OPGESLAGEN REGELS:

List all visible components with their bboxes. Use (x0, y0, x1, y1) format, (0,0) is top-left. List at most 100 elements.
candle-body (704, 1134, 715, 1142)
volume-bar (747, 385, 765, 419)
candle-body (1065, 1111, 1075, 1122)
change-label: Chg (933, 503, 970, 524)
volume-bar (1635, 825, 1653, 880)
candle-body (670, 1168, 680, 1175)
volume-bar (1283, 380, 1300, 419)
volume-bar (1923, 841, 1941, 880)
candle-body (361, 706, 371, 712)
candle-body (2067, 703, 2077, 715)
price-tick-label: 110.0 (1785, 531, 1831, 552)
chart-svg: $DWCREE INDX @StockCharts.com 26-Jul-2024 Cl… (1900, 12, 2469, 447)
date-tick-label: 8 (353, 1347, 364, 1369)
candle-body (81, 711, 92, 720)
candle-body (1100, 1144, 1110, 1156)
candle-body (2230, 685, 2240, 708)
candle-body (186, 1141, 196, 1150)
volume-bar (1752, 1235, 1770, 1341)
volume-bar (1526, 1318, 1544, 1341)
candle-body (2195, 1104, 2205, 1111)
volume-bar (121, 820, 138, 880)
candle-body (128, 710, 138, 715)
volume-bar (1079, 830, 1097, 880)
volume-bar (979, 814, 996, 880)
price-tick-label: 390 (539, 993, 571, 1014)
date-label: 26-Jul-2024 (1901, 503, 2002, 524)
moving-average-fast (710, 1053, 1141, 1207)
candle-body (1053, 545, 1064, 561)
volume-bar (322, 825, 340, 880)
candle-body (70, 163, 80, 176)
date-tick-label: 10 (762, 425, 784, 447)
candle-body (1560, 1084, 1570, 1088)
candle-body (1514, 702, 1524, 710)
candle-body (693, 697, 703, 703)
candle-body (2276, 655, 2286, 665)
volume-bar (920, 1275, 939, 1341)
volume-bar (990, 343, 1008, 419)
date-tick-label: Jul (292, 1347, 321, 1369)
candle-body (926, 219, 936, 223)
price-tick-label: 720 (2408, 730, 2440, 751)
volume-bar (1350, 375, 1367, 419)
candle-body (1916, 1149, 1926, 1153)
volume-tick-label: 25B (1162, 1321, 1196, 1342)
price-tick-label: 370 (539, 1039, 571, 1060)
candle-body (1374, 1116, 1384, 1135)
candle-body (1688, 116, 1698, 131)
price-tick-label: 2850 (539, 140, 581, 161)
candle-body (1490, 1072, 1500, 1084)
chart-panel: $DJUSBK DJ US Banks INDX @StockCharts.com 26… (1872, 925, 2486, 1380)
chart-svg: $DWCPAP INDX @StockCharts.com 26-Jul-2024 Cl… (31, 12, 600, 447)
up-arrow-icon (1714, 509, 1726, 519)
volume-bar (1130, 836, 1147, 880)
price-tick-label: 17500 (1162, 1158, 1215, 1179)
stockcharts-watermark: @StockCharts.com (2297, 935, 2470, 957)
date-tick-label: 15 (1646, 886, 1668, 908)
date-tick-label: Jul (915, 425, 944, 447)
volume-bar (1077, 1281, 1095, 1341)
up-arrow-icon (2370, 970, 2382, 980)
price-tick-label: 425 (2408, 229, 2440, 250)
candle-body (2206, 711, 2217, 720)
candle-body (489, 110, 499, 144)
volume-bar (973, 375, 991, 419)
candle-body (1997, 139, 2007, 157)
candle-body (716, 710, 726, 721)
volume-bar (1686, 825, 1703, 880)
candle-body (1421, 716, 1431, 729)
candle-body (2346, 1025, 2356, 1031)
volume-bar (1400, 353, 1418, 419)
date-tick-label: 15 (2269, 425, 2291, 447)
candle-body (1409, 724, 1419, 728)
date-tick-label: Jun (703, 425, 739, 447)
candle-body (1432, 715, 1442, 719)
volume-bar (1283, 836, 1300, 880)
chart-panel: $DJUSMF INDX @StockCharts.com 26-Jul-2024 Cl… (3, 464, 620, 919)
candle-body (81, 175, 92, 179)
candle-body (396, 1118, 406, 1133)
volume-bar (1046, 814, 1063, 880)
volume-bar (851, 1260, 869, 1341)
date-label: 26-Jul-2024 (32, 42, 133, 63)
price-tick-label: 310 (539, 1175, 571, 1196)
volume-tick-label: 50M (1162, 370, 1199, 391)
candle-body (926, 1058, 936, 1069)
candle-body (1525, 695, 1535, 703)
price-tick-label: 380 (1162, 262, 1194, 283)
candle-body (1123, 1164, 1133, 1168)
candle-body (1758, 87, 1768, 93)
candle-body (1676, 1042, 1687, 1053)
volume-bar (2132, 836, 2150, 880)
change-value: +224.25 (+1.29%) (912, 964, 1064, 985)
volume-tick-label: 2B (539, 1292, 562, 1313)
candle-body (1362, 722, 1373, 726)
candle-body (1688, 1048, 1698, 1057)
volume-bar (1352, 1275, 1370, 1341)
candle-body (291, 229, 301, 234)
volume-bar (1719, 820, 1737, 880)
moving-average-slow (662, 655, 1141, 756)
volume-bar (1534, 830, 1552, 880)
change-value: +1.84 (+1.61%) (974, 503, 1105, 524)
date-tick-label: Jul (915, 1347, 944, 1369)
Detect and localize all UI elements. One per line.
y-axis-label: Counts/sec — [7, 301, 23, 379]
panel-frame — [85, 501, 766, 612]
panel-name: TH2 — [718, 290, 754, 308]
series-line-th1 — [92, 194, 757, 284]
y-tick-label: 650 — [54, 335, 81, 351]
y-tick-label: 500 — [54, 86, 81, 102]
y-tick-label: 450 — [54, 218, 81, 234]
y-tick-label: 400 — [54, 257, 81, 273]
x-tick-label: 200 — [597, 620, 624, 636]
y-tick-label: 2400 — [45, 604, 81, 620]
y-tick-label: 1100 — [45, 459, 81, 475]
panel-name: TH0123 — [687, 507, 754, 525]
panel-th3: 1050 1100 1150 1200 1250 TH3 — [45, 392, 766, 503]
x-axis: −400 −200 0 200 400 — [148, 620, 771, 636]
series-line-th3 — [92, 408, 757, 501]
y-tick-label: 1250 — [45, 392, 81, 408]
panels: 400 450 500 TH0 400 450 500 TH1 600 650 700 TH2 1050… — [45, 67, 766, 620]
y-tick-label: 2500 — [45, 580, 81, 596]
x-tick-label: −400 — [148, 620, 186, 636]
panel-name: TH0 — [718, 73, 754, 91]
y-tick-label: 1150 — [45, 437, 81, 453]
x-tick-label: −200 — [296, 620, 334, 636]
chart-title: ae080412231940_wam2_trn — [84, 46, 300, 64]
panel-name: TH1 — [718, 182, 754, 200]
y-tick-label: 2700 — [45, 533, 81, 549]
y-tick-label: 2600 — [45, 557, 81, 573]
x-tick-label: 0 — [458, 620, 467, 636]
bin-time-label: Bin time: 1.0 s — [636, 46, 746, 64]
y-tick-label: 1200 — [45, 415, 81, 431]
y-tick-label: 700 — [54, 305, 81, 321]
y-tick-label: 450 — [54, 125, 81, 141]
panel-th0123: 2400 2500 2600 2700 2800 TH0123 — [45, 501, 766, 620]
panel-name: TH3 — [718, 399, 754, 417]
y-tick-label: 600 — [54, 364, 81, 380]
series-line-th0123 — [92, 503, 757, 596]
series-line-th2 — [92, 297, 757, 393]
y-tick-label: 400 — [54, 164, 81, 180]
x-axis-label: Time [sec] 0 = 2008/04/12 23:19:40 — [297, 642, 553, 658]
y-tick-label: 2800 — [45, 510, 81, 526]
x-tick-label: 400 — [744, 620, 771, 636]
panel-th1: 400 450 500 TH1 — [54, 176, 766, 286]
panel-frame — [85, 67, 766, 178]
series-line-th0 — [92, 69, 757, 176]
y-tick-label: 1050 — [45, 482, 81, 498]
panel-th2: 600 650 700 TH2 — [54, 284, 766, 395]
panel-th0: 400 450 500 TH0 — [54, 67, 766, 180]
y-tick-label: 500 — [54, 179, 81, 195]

PROBLEEMSTELLING: Zet de regels vanaf het begin tot en met de regel met "candle-body (2230, 685, 2240, 708)" om in een genummerde lijst en laat lege regels weg.

JUISTE ANTWOORD:
1. List all visible components with their bboxes. Use (x0, y0, x1, y1) format, (0,0) is top-left. List at most 100 elements.
2. candle-body (704, 1134, 715, 1142)
3. volume-bar (747, 385, 765, 419)
4. candle-body (1065, 1111, 1075, 1122)
5. change-label: Chg (933, 503, 970, 524)
6. volume-bar (1635, 825, 1653, 880)
7. candle-body (670, 1168, 680, 1175)
8. volume-bar (1283, 380, 1300, 419)
9. volume-bar (1923, 841, 1941, 880)
10. candle-body (361, 706, 371, 712)
11. candle-body (2067, 703, 2077, 715)
12. price-tick-label: 110.0 (1785, 531, 1831, 552)
13. chart-svg: $DWCREE INDX @StockCharts.com 26-Jul-2024 Cl… (1900, 12, 2469, 447)
14. date-tick-label: 8 (353, 1347, 364, 1369)
15. candle-body (81, 711, 92, 720)
16. candle-body (1100, 1144, 1110, 1156)
17. candle-body (2230, 685, 2240, 708)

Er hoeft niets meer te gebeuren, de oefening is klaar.